[Source data]
———
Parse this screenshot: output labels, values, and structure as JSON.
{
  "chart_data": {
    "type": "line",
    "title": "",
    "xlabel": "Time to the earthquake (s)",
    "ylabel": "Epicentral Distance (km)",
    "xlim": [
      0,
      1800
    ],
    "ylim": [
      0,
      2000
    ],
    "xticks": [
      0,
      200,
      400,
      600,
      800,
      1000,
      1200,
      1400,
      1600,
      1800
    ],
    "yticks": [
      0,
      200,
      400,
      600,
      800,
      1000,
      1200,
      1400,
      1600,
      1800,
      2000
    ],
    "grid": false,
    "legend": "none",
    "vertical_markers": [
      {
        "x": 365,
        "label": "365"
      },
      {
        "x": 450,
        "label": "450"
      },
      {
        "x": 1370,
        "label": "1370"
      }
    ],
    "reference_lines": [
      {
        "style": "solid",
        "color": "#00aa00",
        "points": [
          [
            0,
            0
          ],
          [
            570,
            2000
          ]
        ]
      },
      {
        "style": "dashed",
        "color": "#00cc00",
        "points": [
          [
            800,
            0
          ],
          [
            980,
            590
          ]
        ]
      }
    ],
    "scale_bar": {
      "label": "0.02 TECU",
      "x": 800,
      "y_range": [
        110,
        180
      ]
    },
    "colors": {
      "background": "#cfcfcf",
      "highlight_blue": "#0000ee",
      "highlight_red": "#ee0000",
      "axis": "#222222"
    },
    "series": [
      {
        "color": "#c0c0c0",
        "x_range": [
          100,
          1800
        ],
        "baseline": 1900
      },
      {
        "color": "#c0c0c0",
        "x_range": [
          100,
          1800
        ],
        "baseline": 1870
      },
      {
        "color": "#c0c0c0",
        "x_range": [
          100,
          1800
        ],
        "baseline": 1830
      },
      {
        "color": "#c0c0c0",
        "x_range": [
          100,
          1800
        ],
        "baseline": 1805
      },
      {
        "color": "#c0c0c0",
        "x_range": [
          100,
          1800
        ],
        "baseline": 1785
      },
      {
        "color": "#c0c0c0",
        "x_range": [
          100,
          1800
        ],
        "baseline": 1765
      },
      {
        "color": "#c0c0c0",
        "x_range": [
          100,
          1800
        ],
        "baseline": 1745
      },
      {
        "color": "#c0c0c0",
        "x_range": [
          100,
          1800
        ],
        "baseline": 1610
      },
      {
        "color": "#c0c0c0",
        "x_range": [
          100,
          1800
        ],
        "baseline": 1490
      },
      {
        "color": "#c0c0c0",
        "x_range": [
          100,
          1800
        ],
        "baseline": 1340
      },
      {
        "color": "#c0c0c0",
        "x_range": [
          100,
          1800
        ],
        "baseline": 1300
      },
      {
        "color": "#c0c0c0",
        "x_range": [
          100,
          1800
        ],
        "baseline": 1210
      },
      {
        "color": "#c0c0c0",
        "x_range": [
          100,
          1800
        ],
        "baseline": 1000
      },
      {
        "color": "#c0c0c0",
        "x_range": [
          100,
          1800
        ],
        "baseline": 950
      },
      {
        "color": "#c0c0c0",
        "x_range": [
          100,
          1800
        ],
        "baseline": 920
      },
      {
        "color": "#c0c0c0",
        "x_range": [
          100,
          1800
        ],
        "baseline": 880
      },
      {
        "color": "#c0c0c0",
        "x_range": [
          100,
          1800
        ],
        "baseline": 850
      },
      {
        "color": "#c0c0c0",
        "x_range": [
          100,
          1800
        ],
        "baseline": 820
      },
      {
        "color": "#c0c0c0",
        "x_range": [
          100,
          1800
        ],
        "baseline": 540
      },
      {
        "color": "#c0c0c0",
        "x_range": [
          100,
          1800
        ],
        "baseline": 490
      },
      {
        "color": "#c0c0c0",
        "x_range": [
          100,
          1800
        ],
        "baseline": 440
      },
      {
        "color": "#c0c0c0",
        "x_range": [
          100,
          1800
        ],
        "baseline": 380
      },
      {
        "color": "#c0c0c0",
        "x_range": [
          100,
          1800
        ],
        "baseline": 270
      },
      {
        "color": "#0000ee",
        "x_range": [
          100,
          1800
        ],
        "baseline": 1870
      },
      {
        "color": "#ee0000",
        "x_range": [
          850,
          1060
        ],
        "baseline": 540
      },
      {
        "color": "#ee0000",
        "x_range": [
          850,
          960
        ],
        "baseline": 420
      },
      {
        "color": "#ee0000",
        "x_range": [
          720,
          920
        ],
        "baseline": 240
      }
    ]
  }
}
———
**Required task:** Transcribe each entry exactly.

**Correct output:**
Parse this screenshot: output labels, values, and structure as JSON.
{
  "chart_data": {
    "type": "line",
    "title": "",
    "xlabel": "Time to the earthquake (s)",
    "ylabel": "Epicentral Distance (km)",
    "xlim": [
      0,
      1800
    ],
    "ylim": [
      0,
      2000
    ],
    "xticks": [
      0,
      200,
      400,
      600,
      800,
      1000,
      1200,
      1400,
      1600,
      1800
    ],
    "yticks": [
      0,
      200,
      400,
      600,
      800,
      1000,
      1200,
      1400,
      1600,
      1800,
      2000
    ],
    "grid": false,
    "legend": "none",
    "vertical_markers": [
      {
        "x": 365,
        "label": "365"
      },
      {
        "x": 450,
        "label": "450"
      },
      {
        "x": 1370,
        "label": "1370"
      }
    ],
    "reference_lines": [
      {
        "style": "solid",
        "color": "#00aa00",
        "points": [
          [
            0,
            0
          ],
          [
            570,
            2000
          ]
        ]
      },
      {
        "style": "dashed",
        "color": "#00cc00",
        "points": [
          [
            800,
            0
          ],
          [
            980,
            590
          ]
        ]
      }
    ],
    "scale_bar": {
      "label": "0.02 TECU",
      "x": 800,
      "y_range": [
        110,
        180
      ]
    },
    "colors": {
      "background": "#cfcfcf",
      "highlight_blue": "#0000ee",
      "highlight_red": "#ee0000",
      "axis": "#222222"
    },
    "series": [
      {
        "color": "#c0c0c0",
        "x_range": [
          100,
          1800
        ],
        "baseline": 1900
      },
      {
        "color": "#c0c0c0",
        "x_range": [
          100,
          1800
        ],
        "baseline": 1870
      },
      {
        "color": "#c0c0c0",
        "x_range": [
          100,
          1800
        ],
        "baseline": 1830
      },
      {
        "color": "#c0c0c0",
        "x_range": [
          100,
          1800
        ],
        "baseline": 1805
      },
      {
        "color": "#c0c0c0",
        "x_range": [
          100,
          1800
        ],
        "baseline": 1785
      },
      {
        "color": "#c0c0c0",
        "x_range": [
          100,
          1800
        ],
        "baseline": 1765
      },
      {
        "color": "#c0c0c0",
        "x_range": [
          100,
          1800
        ],
        "baseline": 1745
      },
      {
        "color": "#c0c0c0",
        "x_range": [
          100,
          1800
        ],
        "baseline": 1610
      },
      {
        "color": "#c0c0c0",
        "x_range": [
          100,
          1800
        ],
        "baseline": 1490
      },
      {
        "color": "#c0c0c0",
        "x_range": [
          100,
          1800
        ],
        "baseline": 1340
      },
      {
        "color": "#c0c0c0",
        "x_range": [
          100,
          1800
        ],
        "baseline": 1300
      },
      {
        "color": "#c0c0c0",
        "x_range": [
          100,
          1800
        ],
        "baseline": 1210
      },
      {
        "color": "#c0c0c0",
        "x_range": [
          100,
          1800
        ],
        "baseline": 1000
      },
      {
        "color": "#c0c0c0",
        "x_range": [
          100,
          1800
        ],
        "baseline": 950
      },
      {
        "color": "#c0c0c0",
        "x_range": [
          100,
          1800
        ],
        "baseline": 920
      },
      {
        "color": "#c0c0c0",
        "x_range": [
          100,
          1800
        ],
        "baseline": 880
      },
      {
        "color": "#c0c0c0",
        "x_range": [
          100,
          1800
        ],
        "baseline": 850
      },
      {
        "color": "#c0c0c0",
        "x_range": [
          100,
          1800
        ],
        "baseline": 820
      },
      {
        "color": "#c0c0c0",
        "x_range": [
          100,
          1800
        ],
        "baseline": 540
      },
      {
        "color": "#c0c0c0",
        "x_range": [
          100,
          1800
        ],
        "baseline": 490
      },
      {
        "color": "#c0c0c0",
        "x_range": [
          100,
          1800
        ],
        "baseline": 440
      },
      {
        "color": "#c0c0c0",
        "x_range": [
          100,
          1800
        ],
        "baseline": 380
      },
      {
        "color": "#c0c0c0",
        "x_range": [
          100,
          1800
        ],
        "baseline": 270
      },
      {
        "color": "#0000ee",
        "x_range": [
          100,
          1800
        ],
        "baseline": 1870
      },
      {
        "color": "#ee0000",
        "x_range": [
          850,
          1060
        ],
        "baseline": 540
      },
      {
        "color": "#ee0000",
        "x_range": [
          850,
          960
        ],
        "baseline": 420
      },
      {
        "color": "#ee0000",
        "x_range": [
          720,
          920
        ],
        "baseline": 240
      }
    ]
  }
}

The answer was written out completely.